» What the exercise asks:
Each line of the listing that contains the word "Orchester" is to be copied.

» Dataset entries:
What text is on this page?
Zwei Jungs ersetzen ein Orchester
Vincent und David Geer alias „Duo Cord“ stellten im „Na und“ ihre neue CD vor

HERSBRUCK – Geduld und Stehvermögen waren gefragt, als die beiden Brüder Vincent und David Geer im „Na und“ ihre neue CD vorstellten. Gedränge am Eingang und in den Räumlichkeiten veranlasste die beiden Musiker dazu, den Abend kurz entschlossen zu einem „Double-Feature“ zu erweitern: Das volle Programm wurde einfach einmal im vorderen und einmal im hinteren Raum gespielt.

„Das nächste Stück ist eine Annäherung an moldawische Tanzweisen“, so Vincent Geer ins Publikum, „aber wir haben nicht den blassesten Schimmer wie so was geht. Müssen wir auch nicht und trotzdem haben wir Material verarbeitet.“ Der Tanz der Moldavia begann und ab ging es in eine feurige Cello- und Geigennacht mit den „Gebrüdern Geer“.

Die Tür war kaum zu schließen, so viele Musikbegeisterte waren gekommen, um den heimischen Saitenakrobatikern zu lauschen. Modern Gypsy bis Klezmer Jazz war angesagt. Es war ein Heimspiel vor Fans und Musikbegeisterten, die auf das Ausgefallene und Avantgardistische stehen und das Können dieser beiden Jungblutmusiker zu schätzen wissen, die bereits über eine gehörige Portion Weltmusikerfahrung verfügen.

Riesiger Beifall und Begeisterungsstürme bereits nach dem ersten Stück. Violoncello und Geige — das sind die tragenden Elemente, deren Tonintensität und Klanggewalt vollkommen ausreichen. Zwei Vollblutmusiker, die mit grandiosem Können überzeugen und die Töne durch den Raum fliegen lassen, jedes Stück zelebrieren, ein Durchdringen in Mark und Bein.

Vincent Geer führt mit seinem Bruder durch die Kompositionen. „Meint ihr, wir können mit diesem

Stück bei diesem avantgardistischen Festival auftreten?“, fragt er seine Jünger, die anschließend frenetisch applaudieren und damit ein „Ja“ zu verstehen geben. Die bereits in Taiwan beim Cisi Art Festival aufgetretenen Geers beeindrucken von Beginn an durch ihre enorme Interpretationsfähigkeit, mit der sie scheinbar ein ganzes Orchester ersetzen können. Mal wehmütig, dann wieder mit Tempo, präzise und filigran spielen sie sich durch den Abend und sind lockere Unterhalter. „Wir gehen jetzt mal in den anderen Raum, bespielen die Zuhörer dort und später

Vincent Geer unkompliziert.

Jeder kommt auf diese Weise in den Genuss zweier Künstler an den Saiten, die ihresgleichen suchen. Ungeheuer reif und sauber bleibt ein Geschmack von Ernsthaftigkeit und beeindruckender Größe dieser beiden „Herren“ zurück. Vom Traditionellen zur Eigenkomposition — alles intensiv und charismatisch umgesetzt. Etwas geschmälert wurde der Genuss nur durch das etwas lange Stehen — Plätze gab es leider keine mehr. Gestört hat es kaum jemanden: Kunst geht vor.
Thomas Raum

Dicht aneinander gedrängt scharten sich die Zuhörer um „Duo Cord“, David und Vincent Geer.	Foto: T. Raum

» The completed task:
Zwei Jungs ersetzen ein Orchester
Stück bei diesem avantgardistischen Festival auftreten?“, fragt er seine Jünger, die anschließend frenetisch applaudieren und damit ein „Ja“ zu verstehen geben. Die bereits in Taiwan beim Cisi Art Festival aufgetretenen Geers beeindrucken von Beginn an durch ihre enorme Interpretationsfähigkeit, mit der sie scheinbar ein ganzes Orchester ersetzen können. Mal wehmütig, dann wieder mit Tempo, präzise und filigran spielen sie sich durch den Abend und sind lockere Unterhalter. „Wir gehen jetzt mal in den anderen Raum, bespielen die Zuhörer dort und später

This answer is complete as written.